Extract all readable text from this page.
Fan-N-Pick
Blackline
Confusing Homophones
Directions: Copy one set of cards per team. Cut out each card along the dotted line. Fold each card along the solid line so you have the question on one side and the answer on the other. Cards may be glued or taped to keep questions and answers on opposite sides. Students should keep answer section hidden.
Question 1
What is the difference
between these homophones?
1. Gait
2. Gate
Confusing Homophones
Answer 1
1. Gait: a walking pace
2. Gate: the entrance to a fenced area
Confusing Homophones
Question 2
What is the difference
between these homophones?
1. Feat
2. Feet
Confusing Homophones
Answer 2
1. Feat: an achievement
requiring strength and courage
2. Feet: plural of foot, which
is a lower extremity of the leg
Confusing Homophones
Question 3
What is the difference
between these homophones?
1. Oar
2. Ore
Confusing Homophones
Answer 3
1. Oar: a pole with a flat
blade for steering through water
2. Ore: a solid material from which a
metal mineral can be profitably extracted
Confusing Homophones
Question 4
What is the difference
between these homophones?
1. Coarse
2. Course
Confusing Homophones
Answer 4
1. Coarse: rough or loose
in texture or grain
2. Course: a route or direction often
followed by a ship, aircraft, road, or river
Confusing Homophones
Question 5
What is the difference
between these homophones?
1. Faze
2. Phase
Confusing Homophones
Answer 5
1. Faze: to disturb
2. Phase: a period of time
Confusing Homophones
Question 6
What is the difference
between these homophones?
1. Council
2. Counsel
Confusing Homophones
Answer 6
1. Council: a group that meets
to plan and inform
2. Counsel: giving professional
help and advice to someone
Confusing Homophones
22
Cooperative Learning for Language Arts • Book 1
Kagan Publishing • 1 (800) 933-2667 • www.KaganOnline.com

**Work to complete:** Repeat each record exactly. Omit nothing.

**Reply to the exercise:**
Extract all readable text from this page.
Fan-N-Pick
Blackline
Confusing Homophones
Directions: Copy one set of cards per team. Cut out each card along the dotted line. Fold each card along the solid line so you have the question on one side and the answer on the other. Cards may be glued or taped to keep questions and answers on opposite sides. Students should keep answer section hidden.
Question 1
What is the difference
between these homophones?
1. Gait
2. Gate
Confusing Homophones
Answer 1
1. Gait: a walking pace
2. Gate: the entrance to a fenced area
Confusing Homophones
Question 2
What is the difference
between these homophones?
1. Feat
2. Feet
Confusing Homophones
Answer 2
1. Feat: an achievement
requiring strength and courage
2. Feet: plural of foot, which
is a lower extremity of the leg
Confusing Homophones
Question 3
What is the difference
between these homophones?
1. Oar
2. Ore
Confusing Homophones
Answer 3
1. Oar: a pole with a flat
blade for steering through water
2. Ore: a solid material from which a
metal mineral can be profitably extracted
Confusing Homophones
Question 4
What is the difference
between these homophones?
1. Coarse
2. Course
Confusing Homophones
Answer 4
1. Coarse: rough or loose
in texture or grain
2. Course: a route or direction often
followed by a ship, aircraft, road, or river
Confusing Homophones
Question 5
What is the difference
between these homophones?
1. Faze
2. Phase
Confusing Homophones
Answer 5
1. Faze: to disturb
2. Phase: a period of time
Confusing Homophones
Question 6
What is the difference
between these homophones?
1. Council
2. Counsel
Confusing Homophones
Answer 6
1. Council: a group that meets
to plan and inform
2. Counsel: giving professional
help and advice to someone
Confusing Homophones
22
Cooperative Learning for Language Arts • Book 1
Kagan Publishing • 1 (800) 933-2667 • www.KaganOnline.com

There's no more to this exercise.